Figure record extracts:
◆ ◆ ◆ ◆
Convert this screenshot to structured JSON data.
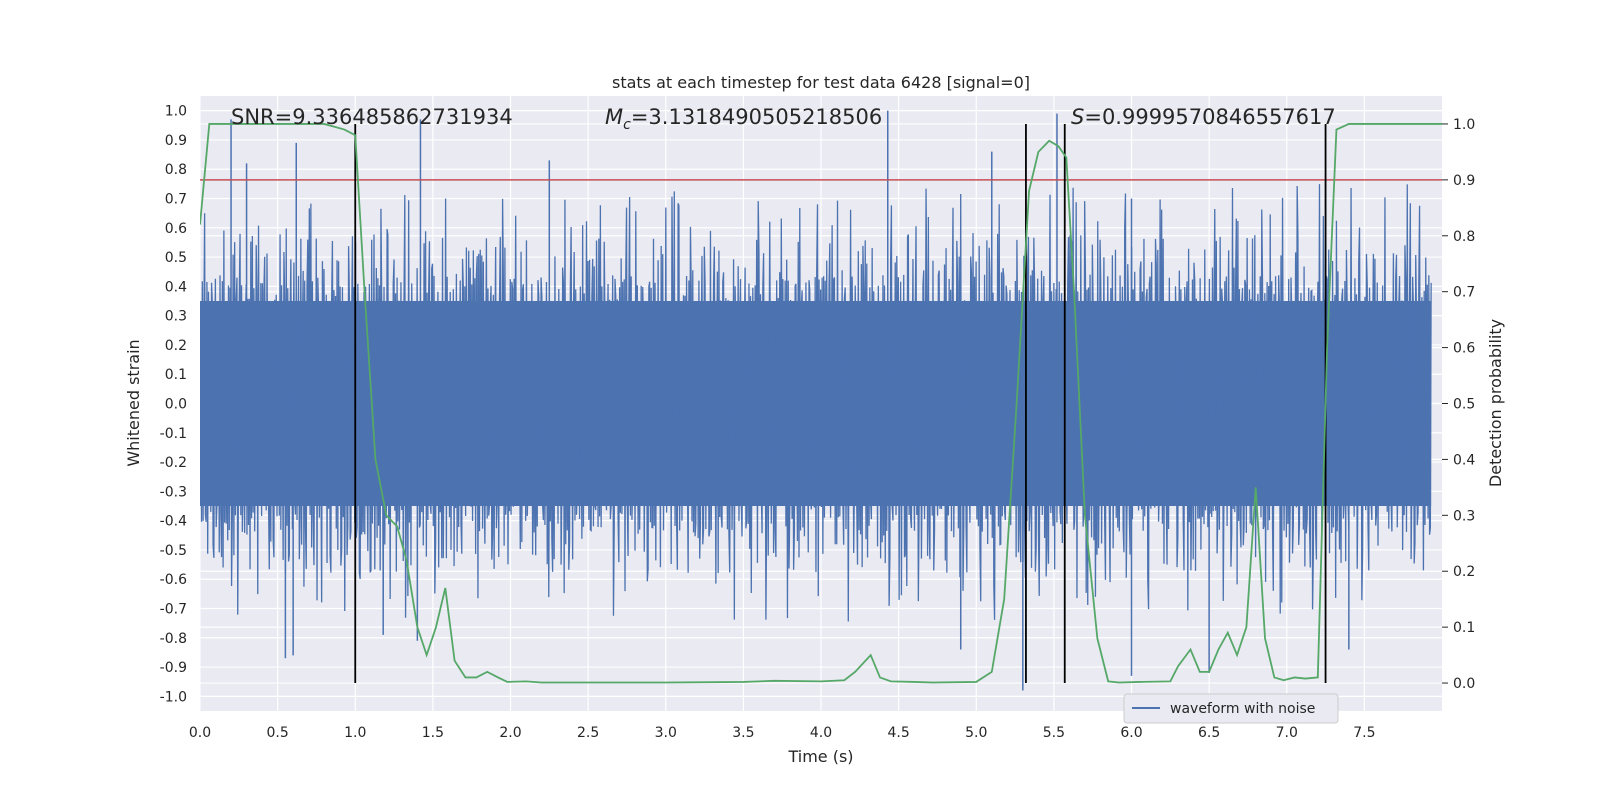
{
  "chart_data": {
    "type": "line",
    "title": "stats at each timestep for test data 6428 [signal=0]",
    "xlabel": "Time (s)",
    "ylabel_left": "Whitened strain",
    "ylabel_right": "Detection probability",
    "xlim": [
      0,
      8
    ],
    "ylim_left": [
      -1.05,
      1.05
    ],
    "ylim_right": [
      -0.05,
      1.05
    ],
    "x_ticks": [
      "0.0",
      "0.5",
      "1.0",
      "1.5",
      "2.0",
      "2.5",
      "3.0",
      "3.5",
      "4.0",
      "4.5",
      "5.0",
      "5.5",
      "6.0",
      "6.5",
      "7.0",
      "7.5"
    ],
    "y_ticks_left": [
      "-1.0",
      "-0.9",
      "-0.8",
      "-0.7",
      "-0.6",
      "-0.5",
      "-0.4",
      "-0.3",
      "-0.2",
      "-0.1",
      "0.0",
      "0.1",
      "0.2",
      "0.3",
      "0.4",
      "0.5",
      "0.6",
      "0.7",
      "0.8",
      "0.9",
      "1.0"
    ],
    "y_ticks_right": [
      "0.0",
      "0.1",
      "0.2",
      "0.3",
      "0.4",
      "0.5",
      "0.6",
      "0.7",
      "0.8",
      "0.9",
      "1.0"
    ],
    "grid": true,
    "legend": {
      "position": "lower-right",
      "entries": [
        "waveform with noise"
      ]
    },
    "annotations": {
      "snr": "SNR=9.336485862731934",
      "mc_symbol": "M",
      "mc_sub": "c",
      "mc_value": "=3.1318490505218506",
      "s_symbol": "S",
      "s_value": "=0.9999570846557617"
    },
    "threshold": {
      "value": 0.9,
      "axis": "right",
      "color": "#c44e52"
    },
    "vertical_markers": [
      1.0,
      5.32,
      5.57,
      7.25
    ],
    "series": [
      {
        "name": "waveform with noise",
        "axis": "left",
        "color": "#4c72b0",
        "kind": "noise",
        "band_half_width": 0.35,
        "sample_count": 1600,
        "peak_high": [
          [
            0.2,
            0.97
          ],
          [
            0.3,
            0.82
          ],
          [
            0.62,
            0.89
          ],
          [
            1.42,
            0.97
          ],
          [
            2.25,
            0.83
          ],
          [
            4.43,
            1.0
          ],
          [
            5.1,
            0.86
          ],
          [
            5.52,
            0.99
          ],
          [
            6.0,
            0.7
          ],
          [
            7.25,
            0.76
          ]
        ],
        "peak_low": [
          [
            0.55,
            -0.87
          ],
          [
            0.6,
            -0.86
          ],
          [
            1.4,
            -0.81
          ],
          [
            5.3,
            -0.98
          ],
          [
            6.0,
            -0.93
          ],
          [
            6.5,
            -0.92
          ],
          [
            4.9,
            -0.84
          ],
          [
            7.4,
            -0.84
          ],
          [
            1.18,
            -0.79
          ]
        ]
      },
      {
        "name": "Detection probability",
        "axis": "right",
        "color": "#55a868",
        "kind": "line",
        "x": [
          0.0,
          0.06,
          0.2,
          0.5,
          0.8,
          0.93,
          1.0,
          1.06,
          1.13,
          1.2,
          1.27,
          1.33,
          1.4,
          1.46,
          1.52,
          1.58,
          1.64,
          1.71,
          1.78,
          1.85,
          1.92,
          1.98,
          2.1,
          2.2,
          2.5,
          3.0,
          3.5,
          3.7,
          4.0,
          4.15,
          4.22,
          4.32,
          4.38,
          4.45,
          4.6,
          4.72,
          5.0,
          5.1,
          5.18,
          5.26,
          5.34,
          5.4,
          5.47,
          5.53,
          5.58,
          5.63,
          5.7,
          5.78,
          5.85,
          5.92,
          6.05,
          6.25,
          6.3,
          6.38,
          6.44,
          6.5,
          6.56,
          6.62,
          6.68,
          6.74,
          6.8,
          6.86,
          6.92,
          6.98,
          7.05,
          7.12,
          7.2,
          7.26,
          7.32,
          7.4,
          7.5,
          8.0
        ],
        "y": [
          0.82,
          1.0,
          1.0,
          1.0,
          1.0,
          0.99,
          0.98,
          0.7,
          0.4,
          0.3,
          0.28,
          0.22,
          0.1,
          0.05,
          0.1,
          0.17,
          0.04,
          0.01,
          0.01,
          0.02,
          0.01,
          0.002,
          0.003,
          0.001,
          0.001,
          0.001,
          0.002,
          0.004,
          0.003,
          0.005,
          0.02,
          0.05,
          0.01,
          0.003,
          0.002,
          0.001,
          0.002,
          0.02,
          0.15,
          0.5,
          0.88,
          0.95,
          0.97,
          0.96,
          0.94,
          0.7,
          0.3,
          0.08,
          0.003,
          0.001,
          0.002,
          0.003,
          0.03,
          0.06,
          0.02,
          0.02,
          0.06,
          0.09,
          0.05,
          0.1,
          0.35,
          0.08,
          0.01,
          0.005,
          0.01,
          0.008,
          0.01,
          0.6,
          0.99,
          1.0,
          1.0,
          1.0
        ]
      }
    ]
  }
}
◆ ◆ ◆ ◆
WHAT IS EXPECTED:
Every entry above is to be set down exactly; the pictures are to be left out.

OUTPUT OF THE TASK:
Convert this screenshot to structured JSON data.
{
  "chart_data": {
    "type": "line",
    "title": "stats at each timestep for test data 6428 [signal=0]",
    "xlabel": "Time (s)",
    "ylabel_left": "Whitened strain",
    "ylabel_right": "Detection probability",
    "xlim": [
      0,
      8
    ],
    "ylim_left": [
      -1.05,
      1.05
    ],
    "ylim_right": [
      -0.05,
      1.05
    ],
    "x_ticks": [
      "0.0",
      "0.5",
      "1.0",
      "1.5",
      "2.0",
      "2.5",
      "3.0",
      "3.5",
      "4.0",
      "4.5",
      "5.0",
      "5.5",
      "6.0",
      "6.5",
      "7.0",
      "7.5"
    ],
    "y_ticks_left": [
      "-1.0",
      "-0.9",
      "-0.8",
      "-0.7",
      "-0.6",
      "-0.5",
      "-0.4",
      "-0.3",
      "-0.2",
      "-0.1",
      "0.0",
      "0.1",
      "0.2",
      "0.3",
      "0.4",
      "0.5",
      "0.6",
      "0.7",
      "0.8",
      "0.9",
      "1.0"
    ],
    "y_ticks_right": [
      "0.0",
      "0.1",
      "0.2",
      "0.3",
      "0.4",
      "0.5",
      "0.6",
      "0.7",
      "0.8",
      "0.9",
      "1.0"
    ],
    "grid": true,
    "legend": {
      "position": "lower-right",
      "entries": [
        "waveform with noise"
      ]
    },
    "annotations": {
      "snr": "SNR=9.336485862731934",
      "mc_symbol": "M",
      "mc_sub": "c",
      "mc_value": "=3.1318490505218506",
      "s_symbol": "S",
      "s_value": "=0.9999570846557617"
    },
    "threshold": {
      "value": 0.9,
      "axis": "right",
      "color": "#c44e52"
    },
    "vertical_markers": [
      1.0,
      5.32,
      5.57,
      7.25
    ],
    "series": [
      {
        "name": "waveform with noise",
        "axis": "left",
        "color": "#4c72b0",
        "kind": "noise",
        "band_half_width": 0.35,
        "sample_count": 1600,
        "peak_high": [
          [
            0.2,
            0.97
          ],
          [
            0.3,
            0.82
          ],
          [
            0.62,
            0.89
          ],
          [
            1.42,
            0.97
          ],
          [
            2.25,
            0.83
          ],
          [
            4.43,
            1.0
          ],
          [
            5.1,
            0.86
          ],
          [
            5.52,
            0.99
          ],
          [
            6.0,
            0.7
          ],
          [
            7.25,
            0.76
          ]
        ],
        "peak_low": [
          [
            0.55,
            -0.87
          ],
          [
            0.6,
            -0.86
          ],
          [
            1.4,
            -0.81
          ],
          [
            5.3,
            -0.98
          ],
          [
            6.0,
            -0.93
          ],
          [
            6.5,
            -0.92
          ],
          [
            4.9,
            -0.84
          ],
          [
            7.4,
            -0.84
          ],
          [
            1.18,
            -0.79
          ]
        ]
      },
      {
        "name": "Detection probability",
        "axis": "right",
        "color": "#55a868",
        "kind": "line",
        "x": [
          0.0,
          0.06,
          0.2,
          0.5,
          0.8,
          0.93,
          1.0,
          1.06,
          1.13,
          1.2,
          1.27,
          1.33,
          1.4,
          1.46,
          1.52,
          1.58,
          1.64,
          1.71,
          1.78,
          1.85,
          1.92,
          1.98,
          2.1,
          2.2,
          2.5,
          3.0,
          3.5,
          3.7,
          4.0,
          4.15,
          4.22,
          4.32,
          4.38,
          4.45,
          4.6,
          4.72,
          5.0,
          5.1,
          5.18,
          5.26,
          5.34,
          5.4,
          5.47,
          5.53,
          5.58,
          5.63,
          5.7,
          5.78,
          5.85,
          5.92,
          6.05,
          6.25,
          6.3,
          6.38,
          6.44,
          6.5,
          6.56,
          6.62,
          6.68,
          6.74,
          6.8,
          6.86,
          6.92,
          6.98,
          7.05,
          7.12,
          7.2,
          7.26,
          7.32,
          7.4,
          7.5,
          8.0
        ],
        "y": [
          0.82,
          1.0,
          1.0,
          1.0,
          1.0,
          0.99,
          0.98,
          0.7,
          0.4,
          0.3,
          0.28,
          0.22,
          0.1,
          0.05,
          0.1,
          0.17,
          0.04,
          0.01,
          0.01,
          0.02,
          0.01,
          0.002,
          0.003,
          0.001,
          0.001,
          0.001,
          0.002,
          0.004,
          0.003,
          0.005,
          0.02,
          0.05,
          0.01,
          0.003,
          0.002,
          0.001,
          0.002,
          0.02,
          0.15,
          0.5,
          0.88,
          0.95,
          0.97,
          0.96,
          0.94,
          0.7,
          0.3,
          0.08,
          0.003,
          0.001,
          0.002,
          0.003,
          0.03,
          0.06,
          0.02,
          0.02,
          0.06,
          0.09,
          0.05,
          0.1,
          0.35,
          0.08,
          0.01,
          0.005,
          0.01,
          0.008,
          0.01,
          0.6,
          0.99,
          1.0,
          1.0,
          1.0
        ]
      }
    ]
  }
}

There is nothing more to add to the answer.